# [LISTED ENTRIES]
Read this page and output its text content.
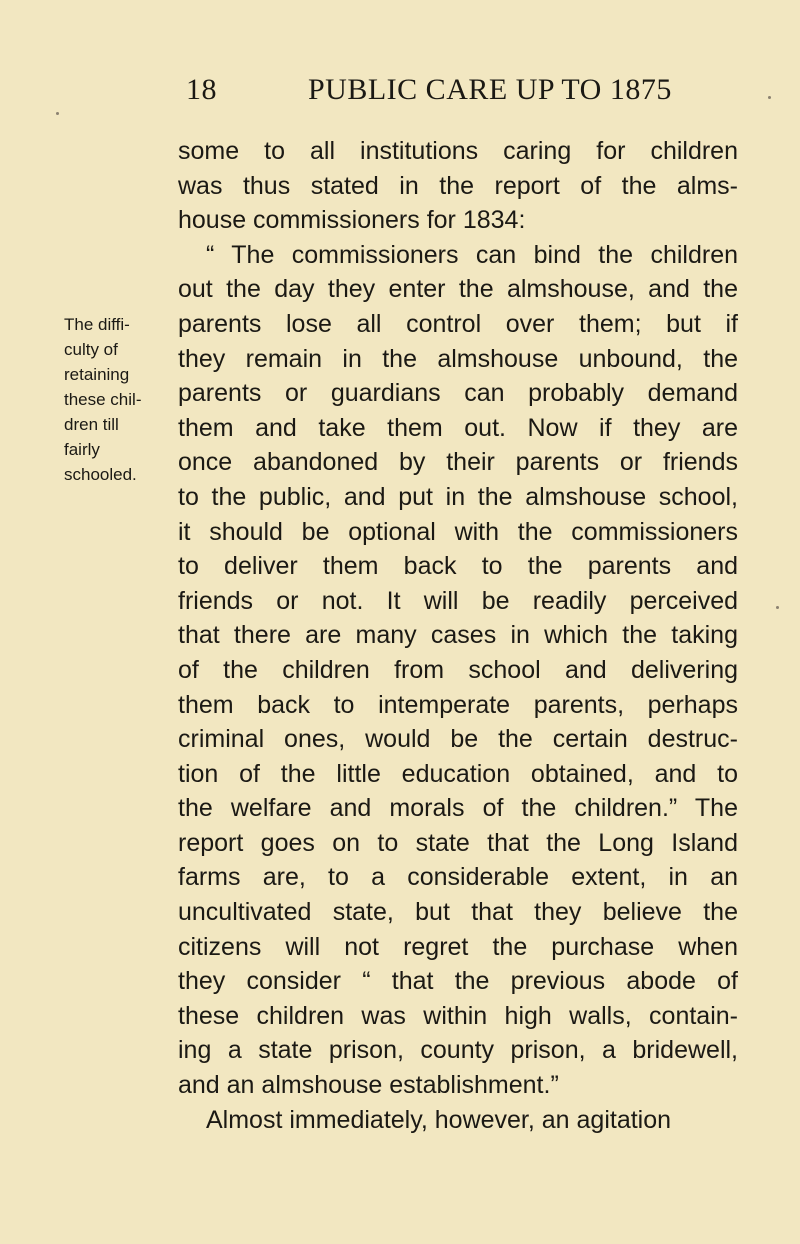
18	PUBLIC CARE UP TO 1875
The diffi-
culty of
retaining
these chil-
dren till
fairly
schooled.
some to all institutions caring for children
was thus stated in the report of the alms-
house commissioners for 1834:
“ The commissioners can bind the children
out the day they enter the almshouse, and the
parents lose all control over them; but if
they remain in the almshouse unbound, the
parents or guardians can probably demand
them and take them out. Now if they are
once abandoned by their parents or friends
to the public, and put in the almshouse school,
it should be optional with the commissioners
to deliver them back to the parents and
friends or not. It will be readily perceived
that there are many cases in which the taking
of the children from school and delivering
them back to intemperate parents, perhaps
criminal ones, would be the certain destruc-
tion of the little education obtained, and to
the welfare and morals of the children.” The
report goes on to state that the Long Island
farms are, to a considerable extent, in an
uncultivated state, but that they believe the
citizens will not regret the purchase when
they consider “ that the previous abode of
these children was within high walls, contain-
ing a state prison, county prison, a bridewell,
and an almshouse establishment.”
Almost immediately, however, an agitation
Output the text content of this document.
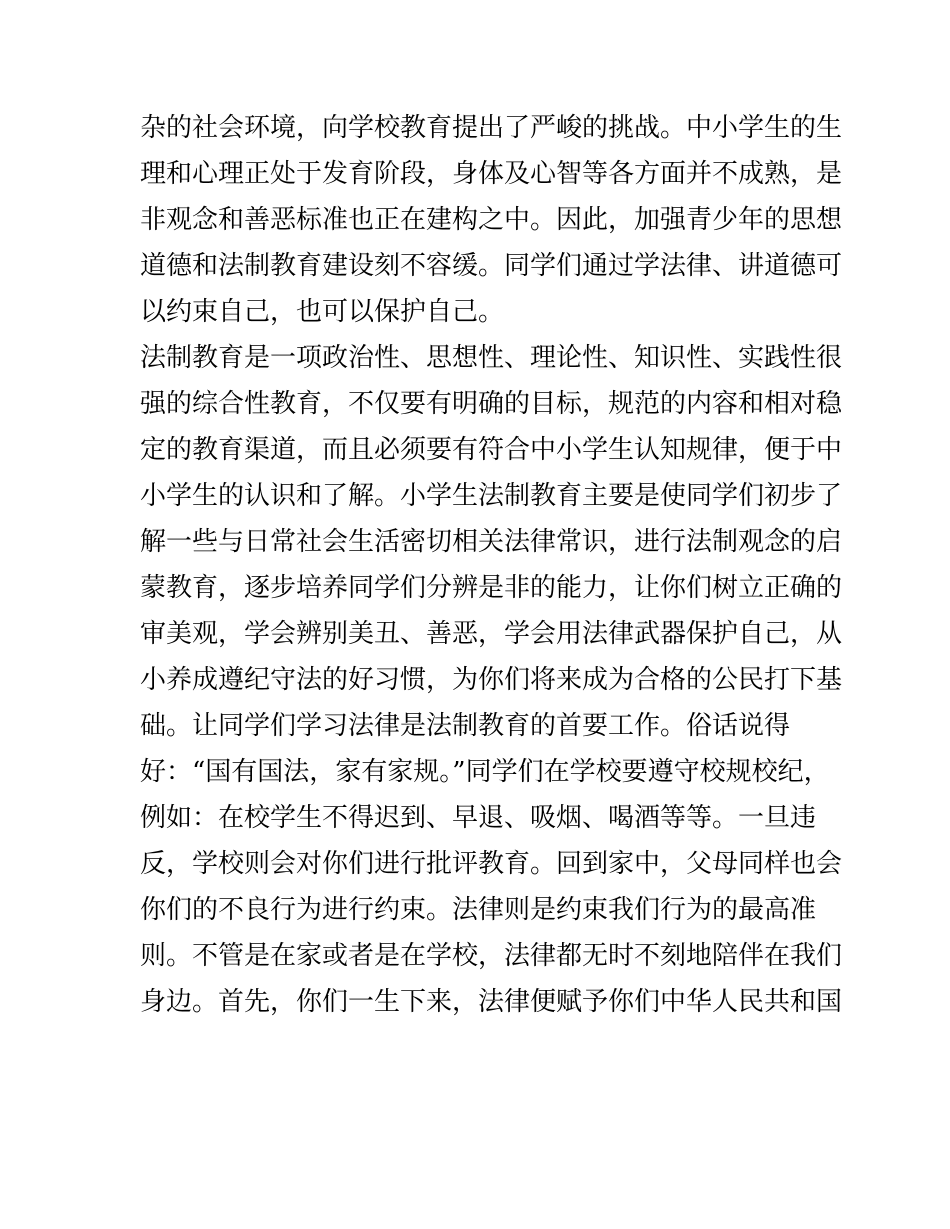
杂的社会环境，向学校教育提出了严峻的挑战。中小学生的生
理和心理正处于发育阶段，身体及心智等各方面并不成熟，是
非观念和善恶标准也正在建构之中。因此，加强青少年的思想
道德和法制教育建设刻不容缓。同学们通过学法律、讲道德可
以约束自己，也可以保护自己。
法制教育是一项政治性、思想性、理论性、知识性、实践性很
强的综合性教育，不仅要有明确的目标，规范的内容和相对稳
定的教育渠道，而且必须要有符合中小学生认知规律，便于中
小学生的认识和了解。小学生法制教育主要是使同学们初步了
解一些与日常社会生活密切相关法律常识，进行法制观念的启
蒙教育，逐步培养同学们分辨是非的能力，让你们树立正确的
审美观，学会辨别美丑、善恶，学会用法律武器保护自己，从
小养成遵纪守法的好习惯，为你们将来成为合格的公民打下基
础。让同学们学习法律是法制教育的首要工作。俗话说得
好：“国有国法，家有家规。”同学们在学校要遵守校规校纪，
例如：在校学生不得迟到、早退、吸烟、喝酒等等。一旦违
反，学校则会对你们进行批评教育。回到家中，父母同样也会
你们的不良行为进行约束。法律则是约束我们行为的最高准
则。不管是在家或者是在学校，法律都无时不刻地陪伴在我们
身边。首先，你们一生下来，法律便赋予你们中华人民共和国
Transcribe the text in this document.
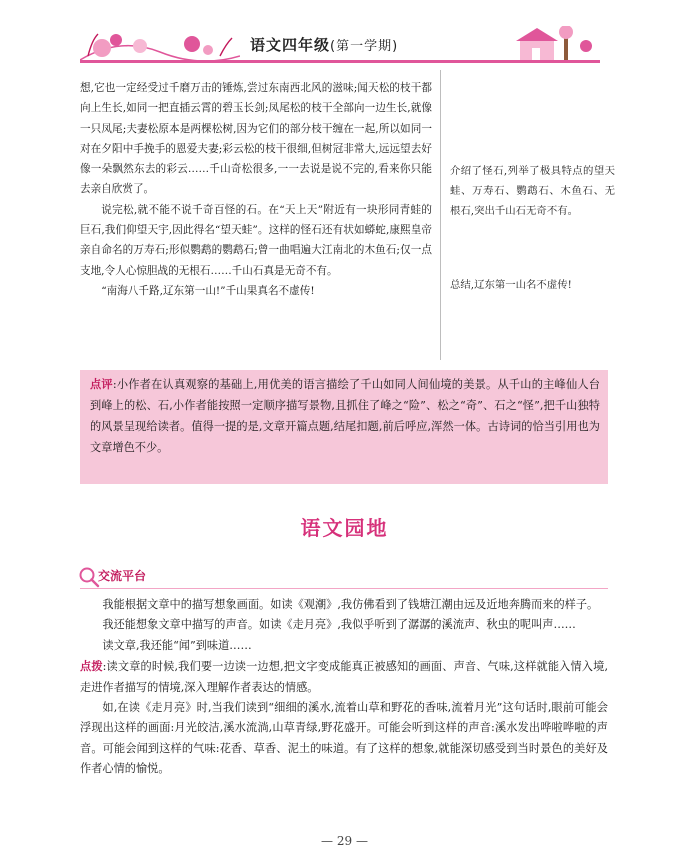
语文四年级(第一学期)

想,它也一定经受过千磨万击的锤炼,尝过东南西北风的滋味;闻天松的枝干都向上生长,如同一把直插云霄的碧玉长剑;凤尾松的枝干全部向一边生长,就像一只凤尾;夫妻松原本是两棵松树,因为它们的部分枝干缠在一起,所以如同一对在夕阳中手挽手的恩爱夫妻;彩云松的枝干很细,但树冠非常大,远远望去好像一朵飘然东去的彩云……千山奇松很多,一一去说是说不完的,看来你只能去亲自欣赏了。

说完松,就不能不说千奇百怪的石。在“天上天”附近有一块形同青蛙的巨石,我们仰望天宇,因此得名“望天蛙”。这样的怪石还有状如蟒蛇,康熙皇帝亲自命名的万寿石;形似鹦鹉的鹦鹉石;曾一曲唱遍大江南北的木鱼石;仅一点支地,令人心惊胆战的无根石……千山石真是无奇不有。

“南海八千路,辽东第一山!”千山果真名不虚传!

介绍了怪石,列举了极具特点的望天蛙、万寿石、鹦鹉石、木鱼石、无根石,突出千山石无奇不有。

总结,辽东第一山名不虚传!

点评:小作者在认真观察的基础上,用优美的语言描绘了千山如同人间仙境的美景。从千山的主峰仙人台到峰上的松、石,小作者能按照一定顺序描写景物,且抓住了峰之“险”、松之“奇”、石之“怪”,把千山独特的风景呈现给读者。值得一提的是,文章开篇点题,结尾扣题,前后呼应,浑然一体。古诗词的恰当引用也为文章增色不少。
语文园地
交流平台

我能根据文章中的描写想象画面。如读《观潮》,我仿佛看到了钱塘江潮由远及近地奔腾而来的样子。

我还能想象文章中描写的声音。如读《走月亮》,我似乎听到了潺潺的溪流声、秋虫的呢叫声……

读文章,我还能“闻”到味道……

点拨:读文章的时候,我们要一边读一边想,把文字变成能真正被感知的画面、声音、气味,这样就能入情入境,走进作者描写的情境,深入理解作者表达的情感。

如,在读《走月亮》时,当我们读到“细细的溪水,流着山草和野花的香味,流着月光”这句话时,眼前可能会浮现出这样的画面:月光皎洁,溪水流淌,山草青绿,野花盛开。可能会听到这样的声音:溪水发出哗啦哗啦的声音。可能会闻到这样的气味:花香、草香、泥土的味道。有了这样的想象,就能深切感受到当时景色的美好及作者心情的愉悦。

— 29 —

# [EXERCISE GOAL]
The records above must be transcribed exactly. Pictures are left out of the copy.

# [RESULT BELOW]
Read this page and output its text content.
18	PUBLIC CARE UP TO 1875
The diffi-
culty of
retaining
these chil-
dren till
fairly
schooled.
some to all institutions caring for children
was thus stated in the report of the alms-
house commissioners for 1834:
“ The commissioners can bind the children
out the day they enter the almshouse, and the
parents lose all control over them; but if
they remain in the almshouse unbound, the
parents or guardians can probably demand
them and take them out. Now if they are
once abandoned by their parents or friends
to the public, and put in the almshouse school,
it should be optional with the commissioners
to deliver them back to the parents and
friends or not. It will be readily perceived
that there are many cases in which the taking
of the children from school and delivering
them back to intemperate parents, perhaps
criminal ones, would be the certain destruc-
tion of the little education obtained, and to
the welfare and morals of the children.” The
report goes on to state that the Long Island
farms are, to a considerable extent, in an
uncultivated state, but that they believe the
citizens will not regret the purchase when
they consider “ that the previous abode of
these children was within high walls, contain-
ing a state prison, county prison, a bridewell,
and an almshouse establishment.”
Almost immediately, however, an agitation
Output the text content of this document.
杂的社会环境，向学校教育提出了严峻的挑战。中小学生的生
理和心理正处于发育阶段，身体及心智等各方面并不成熟，是
非观念和善恶标准也正在建构之中。因此，加强青少年的思想
道德和法制教育建设刻不容缓。同学们通过学法律、讲道德可
以约束自己，也可以保护自己。
法制教育是一项政治性、思想性、理论性、知识性、实践性很
强的综合性教育，不仅要有明确的目标，规范的内容和相对稳
定的教育渠道，而且必须要有符合中小学生认知规律，便于中
小学生的认识和了解。小学生法制教育主要是使同学们初步了
解一些与日常社会生活密切相关法律常识，进行法制观念的启
蒙教育，逐步培养同学们分辨是非的能力，让你们树立正确的
审美观，学会辨别美丑、善恶，学会用法律武器保护自己，从
小养成遵纪守法的好习惯，为你们将来成为合格的公民打下基
础。让同学们学习法律是法制教育的首要工作。俗话说得
好：“国有国法，家有家规。”同学们在学校要遵守校规校纪，
例如：在校学生不得迟到、早退、吸烟、喝酒等等。一旦违
反，学校则会对你们进行批评教育。回到家中，父母同样也会
你们的不良行为进行约束。法律则是约束我们行为的最高准
则。不管是在家或者是在学校，法律都无时不刻地陪伴在我们
身边。首先，你们一生下来，法律便赋予你们中华人民共和国
Transcribe the text in this document.
语文四年级(第一学期)

想,它也一定经受过千磨万击的锤炼,尝过东南西北风的滋味;闻天松的枝干都向上生长,如同一把直插云霄的碧玉长剑;凤尾松的枝干全部向一边生长,就像一只凤尾;夫妻松原本是两棵松树,因为它们的部分枝干缠在一起,所以如同一对在夕阳中手挽手的恩爱夫妻;彩云松的枝干很细,但树冠非常大,远远望去好像一朵飘然东去的彩云……千山奇松很多,一一去说是说不完的,看来你只能去亲自欣赏了。

说完松,就不能不说千奇百怪的石。在“天上天”附近有一块形同青蛙的巨石,我们仰望天宇,因此得名“望天蛙”。这样的怪石还有状如蟒蛇,康熙皇帝亲自命名的万寿石;形似鹦鹉的鹦鹉石;曾一曲唱遍大江南北的木鱼石;仅一点支地,令人心惊胆战的无根石……千山石真是无奇不有。

“南海八千路,辽东第一山!”千山果真名不虚传!

介绍了怪石,列举了极具特点的望天蛙、万寿石、鹦鹉石、木鱼石、无根石,突出千山石无奇不有。

总结,辽东第一山名不虚传!

点评:小作者在认真观察的基础上,用优美的语言描绘了千山如同人间仙境的美景。从千山的主峰仙人台到峰上的松、石,小作者能按照一定顺序描写景物,且抓住了峰之“险”、松之“奇”、石之“怪”,把千山独特的风景呈现给读者。值得一提的是,文章开篇点题,结尾扣题,前后呼应,浑然一体。古诗词的恰当引用也为文章增色不少。
语文园地
交流平台

我能根据文章中的描写想象画面。如读《观潮》,我仿佛看到了钱塘江潮由远及近地奔腾而来的样子。

我还能想象文章中描写的声音。如读《走月亮》,我似乎听到了潺潺的溪流声、秋虫的呢叫声……

读文章,我还能“闻”到味道……

点拨:读文章的时候,我们要一边读一边想,把文字变成能真正被感知的画面、声音、气味,这样就能入情入境,走进作者描写的情境,深入理解作者表达的情感。

如,在读《走月亮》时,当我们读到“细细的溪水,流着山草和野花的香味,流着月光”这句话时,眼前可能会浮现出这样的画面:月光皎洁,溪水流淌,山草青绿,野花盛开。可能会听到这样的声音:溪水发出哗啦哗啦的声音。可能会闻到这样的气味:花香、草香、泥土的味道。有了这样的想象,就能深切感受到当时景色的美好及作者心情的愉悦。

— 29 —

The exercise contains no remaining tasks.